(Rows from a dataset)
○ ○ ○

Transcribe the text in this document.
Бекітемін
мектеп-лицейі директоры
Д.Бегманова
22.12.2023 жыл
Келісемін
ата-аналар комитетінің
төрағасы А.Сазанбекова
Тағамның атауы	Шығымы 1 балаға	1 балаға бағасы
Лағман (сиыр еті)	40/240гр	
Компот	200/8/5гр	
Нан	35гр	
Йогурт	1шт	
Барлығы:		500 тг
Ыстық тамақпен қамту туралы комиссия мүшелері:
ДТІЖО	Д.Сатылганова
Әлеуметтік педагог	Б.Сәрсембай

○ ○ ○

● EXERCISE PROMPT
Make an exact copy of the data above.

● TASK RESPONSE
Transcribe the text in this document.
Бекітемін
мектеп-лицейі директоры
Д.Бегманова
22.12.2023 жыл
Келісемін
ата-аналар комитетінің
төрағасы А.Сазанбекова
Тағамның атауы	Шығымы 1 балаға	1 балаға бағасы
Лағман (сиыр еті)	40/240гр	
Компот	200/8/5гр	
Нан	35гр	
Йогурт	1шт	
Барлығы:		500 тг
Ыстық тамақпен қамту туралы комиссия мүшелері:
ДТІЖО	Д.Сатылганова
Әлеуметтік педагог	Б.Сәрсембай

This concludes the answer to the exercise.